— START OF Data supplied —

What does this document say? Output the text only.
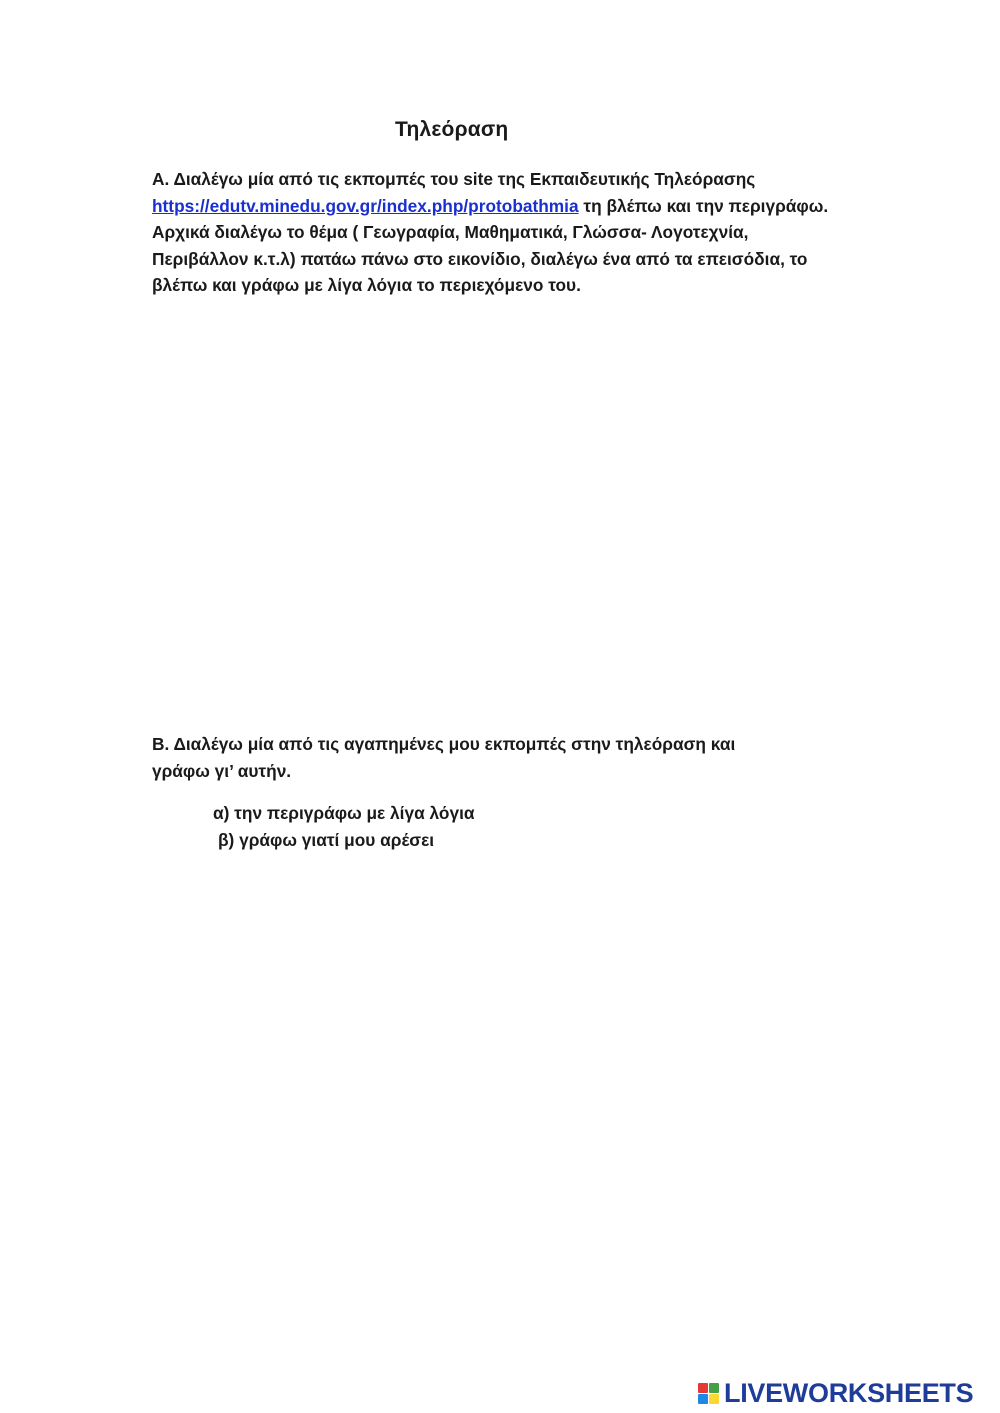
Τηλεόραση

Α. Διαλέγω μία από τις εκπομπές του site της Εκπαιδευτικής Τηλεόρασης https://edutv.minedu.gov.gr/index.php/protobathmia τη βλέπω και την περιγράφω. Αρχικά διαλέγω το θέμα ( Γεωγραφία, Μαθηματικά, Γλώσσα- Λογοτεχνία, Περιβάλλον κ.τ.λ) πατάω πάνω στο εικονίδιο, διαλέγω ένα από τα επεισόδια, το βλέπω και γράφω με λίγα λόγια το περιεχόμενο του.

Β. Διαλέγω μία από τις αγαπημένες μου εκπομπές στην τηλεόραση και

γράφω γι’ αυτήν.

α) την περιγράφω με λίγα λόγια
β) γράφω γιατί μου αρέσει
LIVEWORKSHEETS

— END OF Data supplied —

- **Do this**
Lines containing the string "λίγα" should be counted; reply with their number and nothing more.

- **Task answer**
2